Exercise details
Without the images, write out all of the following entries exactly.
=== Record list ===
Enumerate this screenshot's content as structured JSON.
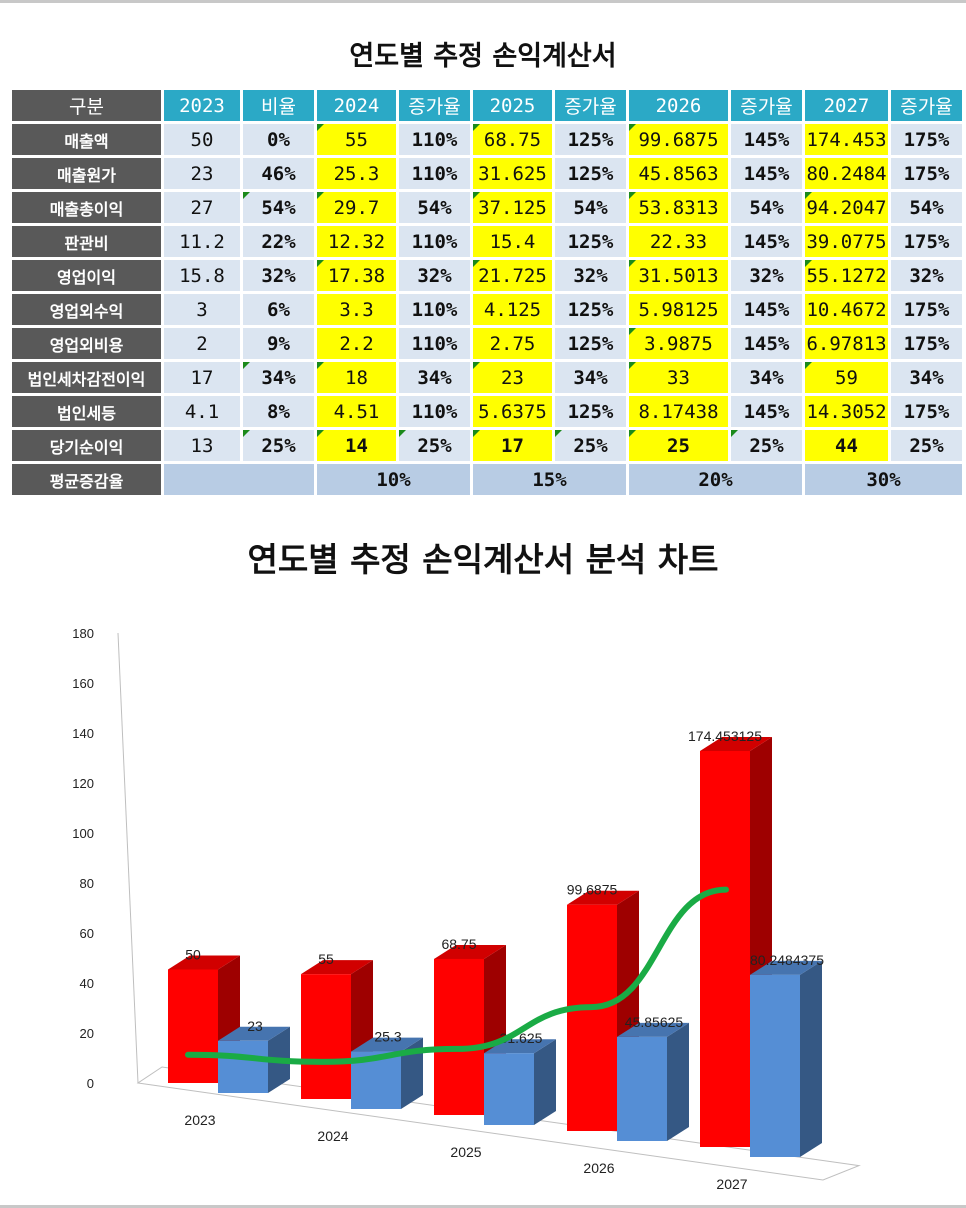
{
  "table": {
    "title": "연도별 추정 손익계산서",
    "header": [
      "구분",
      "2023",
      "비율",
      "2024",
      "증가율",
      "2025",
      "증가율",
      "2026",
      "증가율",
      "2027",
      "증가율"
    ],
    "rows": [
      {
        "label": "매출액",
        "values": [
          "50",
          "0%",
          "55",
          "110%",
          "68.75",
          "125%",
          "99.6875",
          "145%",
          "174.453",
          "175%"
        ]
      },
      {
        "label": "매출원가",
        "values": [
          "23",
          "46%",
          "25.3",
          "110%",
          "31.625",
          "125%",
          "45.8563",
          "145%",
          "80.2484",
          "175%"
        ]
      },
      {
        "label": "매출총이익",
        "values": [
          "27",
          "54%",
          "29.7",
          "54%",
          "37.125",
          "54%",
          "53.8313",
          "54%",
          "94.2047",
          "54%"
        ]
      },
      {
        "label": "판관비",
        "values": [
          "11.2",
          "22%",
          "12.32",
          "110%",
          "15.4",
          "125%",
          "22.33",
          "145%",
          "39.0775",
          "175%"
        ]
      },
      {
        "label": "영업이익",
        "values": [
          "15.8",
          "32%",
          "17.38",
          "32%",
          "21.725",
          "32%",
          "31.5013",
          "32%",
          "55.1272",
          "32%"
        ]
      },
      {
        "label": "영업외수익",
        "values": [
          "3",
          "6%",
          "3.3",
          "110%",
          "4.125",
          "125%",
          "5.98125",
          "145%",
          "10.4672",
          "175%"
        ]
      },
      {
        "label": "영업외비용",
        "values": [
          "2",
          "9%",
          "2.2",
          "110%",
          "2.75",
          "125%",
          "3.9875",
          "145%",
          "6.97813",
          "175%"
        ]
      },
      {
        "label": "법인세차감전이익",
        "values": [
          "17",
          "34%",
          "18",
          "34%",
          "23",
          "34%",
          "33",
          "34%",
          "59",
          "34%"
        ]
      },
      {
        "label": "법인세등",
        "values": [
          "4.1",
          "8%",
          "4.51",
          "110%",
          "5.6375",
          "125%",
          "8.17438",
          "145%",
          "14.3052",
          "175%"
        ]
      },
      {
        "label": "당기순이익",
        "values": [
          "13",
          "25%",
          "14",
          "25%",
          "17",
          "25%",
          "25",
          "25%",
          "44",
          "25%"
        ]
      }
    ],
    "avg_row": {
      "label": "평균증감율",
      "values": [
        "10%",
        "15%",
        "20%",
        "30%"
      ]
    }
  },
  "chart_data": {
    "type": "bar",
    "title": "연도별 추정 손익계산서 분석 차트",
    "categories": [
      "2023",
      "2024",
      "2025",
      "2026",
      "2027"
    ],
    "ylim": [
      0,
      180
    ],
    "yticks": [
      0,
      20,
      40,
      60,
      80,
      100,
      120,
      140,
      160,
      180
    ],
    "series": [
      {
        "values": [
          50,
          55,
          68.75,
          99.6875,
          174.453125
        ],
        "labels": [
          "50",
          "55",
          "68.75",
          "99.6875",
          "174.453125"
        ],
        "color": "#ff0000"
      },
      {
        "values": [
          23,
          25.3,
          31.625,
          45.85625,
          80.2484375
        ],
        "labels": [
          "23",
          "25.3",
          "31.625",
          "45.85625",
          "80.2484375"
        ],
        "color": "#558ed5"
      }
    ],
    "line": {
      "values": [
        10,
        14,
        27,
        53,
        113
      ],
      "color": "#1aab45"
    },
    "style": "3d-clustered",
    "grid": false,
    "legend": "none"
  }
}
===
Expected answer
Enumerate this screenshot's content as structured JSON.
{
  "table": {
    "title": "연도별 추정 손익계산서",
    "header": [
      "구분",
      "2023",
      "비율",
      "2024",
      "증가율",
      "2025",
      "증가율",
      "2026",
      "증가율",
      "2027",
      "증가율"
    ],
    "rows": [
      {
        "label": "매출액",
        "values": [
          "50",
          "0%",
          "55",
          "110%",
          "68.75",
          "125%",
          "99.6875",
          "145%",
          "174.453",
          "175%"
        ]
      },
      {
        "label": "매출원가",
        "values": [
          "23",
          "46%",
          "25.3",
          "110%",
          "31.625",
          "125%",
          "45.8563",
          "145%",
          "80.2484",
          "175%"
        ]
      },
      {
        "label": "매출총이익",
        "values": [
          "27",
          "54%",
          "29.7",
          "54%",
          "37.125",
          "54%",
          "53.8313",
          "54%",
          "94.2047",
          "54%"
        ]
      },
      {
        "label": "판관비",
        "values": [
          "11.2",
          "22%",
          "12.32",
          "110%",
          "15.4",
          "125%",
          "22.33",
          "145%",
          "39.0775",
          "175%"
        ]
      },
      {
        "label": "영업이익",
        "values": [
          "15.8",
          "32%",
          "17.38",
          "32%",
          "21.725",
          "32%",
          "31.5013",
          "32%",
          "55.1272",
          "32%"
        ]
      },
      {
        "label": "영업외수익",
        "values": [
          "3",
          "6%",
          "3.3",
          "110%",
          "4.125",
          "125%",
          "5.98125",
          "145%",
          "10.4672",
          "175%"
        ]
      },
      {
        "label": "영업외비용",
        "values": [
          "2",
          "9%",
          "2.2",
          "110%",
          "2.75",
          "125%",
          "3.9875",
          "145%",
          "6.97813",
          "175%"
        ]
      },
      {
        "label": "법인세차감전이익",
        "values": [
          "17",
          "34%",
          "18",
          "34%",
          "23",
          "34%",
          "33",
          "34%",
          "59",
          "34%"
        ]
      },
      {
        "label": "법인세등",
        "values": [
          "4.1",
          "8%",
          "4.51",
          "110%",
          "5.6375",
          "125%",
          "8.17438",
          "145%",
          "14.3052",
          "175%"
        ]
      },
      {
        "label": "당기순이익",
        "values": [
          "13",
          "25%",
          "14",
          "25%",
          "17",
          "25%",
          "25",
          "25%",
          "44",
          "25%"
        ]
      }
    ],
    "avg_row": {
      "label": "평균증감율",
      "values": [
        "10%",
        "15%",
        "20%",
        "30%"
      ]
    }
  },
  "chart_data": {
    "type": "bar",
    "title": "연도별 추정 손익계산서 분석 차트",
    "categories": [
      "2023",
      "2024",
      "2025",
      "2026",
      "2027"
    ],
    "ylim": [
      0,
      180
    ],
    "yticks": [
      0,
      20,
      40,
      60,
      80,
      100,
      120,
      140,
      160,
      180
    ],
    "series": [
      {
        "values": [
          50,
          55,
          68.75,
          99.6875,
          174.453125
        ],
        "labels": [
          "50",
          "55",
          "68.75",
          "99.6875",
          "174.453125"
        ],
        "color": "#ff0000"
      },
      {
        "values": [
          23,
          25.3,
          31.625,
          45.85625,
          80.2484375
        ],
        "labels": [
          "23",
          "25.3",
          "31.625",
          "45.85625",
          "80.2484375"
        ],
        "color": "#558ed5"
      }
    ],
    "line": {
      "values": [
        10,
        14,
        27,
        53,
        113
      ],
      "color": "#1aab45"
    },
    "style": "3d-clustered",
    "grid": false,
    "legend": "none"
  }
}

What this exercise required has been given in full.